[START]

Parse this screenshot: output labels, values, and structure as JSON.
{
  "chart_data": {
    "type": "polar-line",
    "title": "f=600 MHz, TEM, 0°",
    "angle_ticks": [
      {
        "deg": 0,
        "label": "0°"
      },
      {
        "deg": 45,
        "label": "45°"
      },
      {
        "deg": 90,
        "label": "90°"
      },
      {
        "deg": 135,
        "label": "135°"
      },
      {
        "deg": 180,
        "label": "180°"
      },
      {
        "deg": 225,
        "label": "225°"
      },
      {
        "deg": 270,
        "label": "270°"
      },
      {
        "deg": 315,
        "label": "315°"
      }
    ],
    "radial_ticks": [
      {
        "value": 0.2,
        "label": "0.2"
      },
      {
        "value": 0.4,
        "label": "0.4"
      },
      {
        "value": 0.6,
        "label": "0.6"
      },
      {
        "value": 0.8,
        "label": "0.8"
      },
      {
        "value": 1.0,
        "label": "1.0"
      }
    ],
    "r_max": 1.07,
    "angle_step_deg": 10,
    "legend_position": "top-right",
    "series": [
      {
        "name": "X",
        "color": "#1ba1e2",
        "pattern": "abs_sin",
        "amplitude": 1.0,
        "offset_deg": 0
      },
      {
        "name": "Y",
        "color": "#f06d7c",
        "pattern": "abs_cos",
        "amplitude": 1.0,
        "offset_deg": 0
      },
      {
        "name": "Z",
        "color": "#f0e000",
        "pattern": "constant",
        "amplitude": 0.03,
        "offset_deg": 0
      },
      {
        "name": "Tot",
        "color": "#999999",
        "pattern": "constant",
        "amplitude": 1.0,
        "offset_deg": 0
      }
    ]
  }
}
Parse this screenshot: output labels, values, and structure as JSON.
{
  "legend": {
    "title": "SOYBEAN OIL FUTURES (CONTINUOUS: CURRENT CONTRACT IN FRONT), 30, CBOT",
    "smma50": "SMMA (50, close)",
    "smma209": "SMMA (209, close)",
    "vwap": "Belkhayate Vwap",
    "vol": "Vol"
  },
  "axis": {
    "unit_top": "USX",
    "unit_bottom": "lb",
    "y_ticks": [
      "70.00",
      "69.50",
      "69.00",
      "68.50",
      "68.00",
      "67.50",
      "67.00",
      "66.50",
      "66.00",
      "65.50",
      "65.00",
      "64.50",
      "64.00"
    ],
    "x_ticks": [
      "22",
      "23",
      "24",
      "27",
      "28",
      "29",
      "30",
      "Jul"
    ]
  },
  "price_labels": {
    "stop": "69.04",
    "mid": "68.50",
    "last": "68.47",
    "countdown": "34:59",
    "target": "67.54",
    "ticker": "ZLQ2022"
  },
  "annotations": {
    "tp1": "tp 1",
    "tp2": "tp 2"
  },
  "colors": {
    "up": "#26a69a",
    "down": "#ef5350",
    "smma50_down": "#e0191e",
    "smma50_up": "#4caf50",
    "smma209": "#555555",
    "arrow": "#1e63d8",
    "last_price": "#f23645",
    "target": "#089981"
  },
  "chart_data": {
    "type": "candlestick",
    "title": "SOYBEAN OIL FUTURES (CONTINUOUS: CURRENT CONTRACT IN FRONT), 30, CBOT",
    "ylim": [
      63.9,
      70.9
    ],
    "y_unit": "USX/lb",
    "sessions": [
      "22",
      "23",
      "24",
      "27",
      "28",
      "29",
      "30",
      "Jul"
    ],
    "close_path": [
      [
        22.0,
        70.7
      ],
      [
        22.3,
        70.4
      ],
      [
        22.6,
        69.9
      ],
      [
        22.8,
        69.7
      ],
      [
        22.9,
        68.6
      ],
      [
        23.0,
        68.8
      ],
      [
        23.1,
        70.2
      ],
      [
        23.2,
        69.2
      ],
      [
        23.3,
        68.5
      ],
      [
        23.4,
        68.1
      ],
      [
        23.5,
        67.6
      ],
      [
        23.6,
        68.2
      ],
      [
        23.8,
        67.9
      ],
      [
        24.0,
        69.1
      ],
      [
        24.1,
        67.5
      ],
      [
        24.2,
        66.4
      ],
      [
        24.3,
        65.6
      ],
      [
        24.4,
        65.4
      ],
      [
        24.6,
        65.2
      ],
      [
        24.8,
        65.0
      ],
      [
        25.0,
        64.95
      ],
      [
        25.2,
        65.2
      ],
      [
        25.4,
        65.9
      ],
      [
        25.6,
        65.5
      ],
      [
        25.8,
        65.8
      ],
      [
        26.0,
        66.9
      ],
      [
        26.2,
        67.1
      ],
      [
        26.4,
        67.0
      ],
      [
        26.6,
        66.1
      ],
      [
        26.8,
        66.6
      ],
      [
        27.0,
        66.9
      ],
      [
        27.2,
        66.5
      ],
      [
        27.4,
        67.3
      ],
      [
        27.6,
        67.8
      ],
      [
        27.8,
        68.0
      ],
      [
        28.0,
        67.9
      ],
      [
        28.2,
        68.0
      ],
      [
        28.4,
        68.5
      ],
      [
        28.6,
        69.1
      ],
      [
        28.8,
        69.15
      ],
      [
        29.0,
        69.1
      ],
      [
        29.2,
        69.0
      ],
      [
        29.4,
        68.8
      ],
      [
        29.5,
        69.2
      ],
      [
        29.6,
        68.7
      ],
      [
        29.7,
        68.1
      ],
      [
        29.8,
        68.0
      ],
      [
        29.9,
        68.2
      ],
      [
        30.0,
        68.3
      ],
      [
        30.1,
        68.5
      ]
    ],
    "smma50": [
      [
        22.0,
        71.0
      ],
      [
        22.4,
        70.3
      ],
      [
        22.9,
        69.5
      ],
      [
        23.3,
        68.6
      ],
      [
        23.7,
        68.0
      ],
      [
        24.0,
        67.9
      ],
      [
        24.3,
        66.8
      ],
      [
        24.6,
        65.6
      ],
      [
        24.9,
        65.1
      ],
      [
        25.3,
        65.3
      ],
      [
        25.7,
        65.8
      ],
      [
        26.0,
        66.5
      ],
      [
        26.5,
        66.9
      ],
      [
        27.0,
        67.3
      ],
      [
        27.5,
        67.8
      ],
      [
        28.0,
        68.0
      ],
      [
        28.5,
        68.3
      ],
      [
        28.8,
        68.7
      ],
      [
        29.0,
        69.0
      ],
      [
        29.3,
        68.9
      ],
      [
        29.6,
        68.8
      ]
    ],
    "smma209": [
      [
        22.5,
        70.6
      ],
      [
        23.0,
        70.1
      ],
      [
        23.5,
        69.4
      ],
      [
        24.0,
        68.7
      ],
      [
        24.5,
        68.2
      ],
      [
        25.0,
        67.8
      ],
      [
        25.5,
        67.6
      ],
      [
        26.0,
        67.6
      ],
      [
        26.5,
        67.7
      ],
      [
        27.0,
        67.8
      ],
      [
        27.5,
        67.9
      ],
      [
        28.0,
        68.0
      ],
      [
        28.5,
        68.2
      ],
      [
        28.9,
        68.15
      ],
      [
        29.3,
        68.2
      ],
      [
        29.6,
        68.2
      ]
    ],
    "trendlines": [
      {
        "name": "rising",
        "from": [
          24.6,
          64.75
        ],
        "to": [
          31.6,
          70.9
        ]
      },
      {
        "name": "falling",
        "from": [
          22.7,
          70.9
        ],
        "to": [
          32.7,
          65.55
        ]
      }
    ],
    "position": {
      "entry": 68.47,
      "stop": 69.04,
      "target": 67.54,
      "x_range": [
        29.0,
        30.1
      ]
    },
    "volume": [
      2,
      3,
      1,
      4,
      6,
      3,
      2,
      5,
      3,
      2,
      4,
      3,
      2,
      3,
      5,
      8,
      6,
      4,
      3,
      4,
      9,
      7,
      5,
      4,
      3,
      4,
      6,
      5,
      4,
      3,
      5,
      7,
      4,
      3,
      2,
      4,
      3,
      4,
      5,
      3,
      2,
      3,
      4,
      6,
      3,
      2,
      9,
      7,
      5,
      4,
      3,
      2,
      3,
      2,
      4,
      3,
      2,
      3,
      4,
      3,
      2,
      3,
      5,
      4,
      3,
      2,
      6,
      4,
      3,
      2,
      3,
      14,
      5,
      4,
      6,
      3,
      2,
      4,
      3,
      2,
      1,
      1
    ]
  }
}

[END]

What is required
Look through the listing and extract every line with "target" in it.

Result of this task
    "target": "67.54",
    "target": "#089981"
      "target": 67.54,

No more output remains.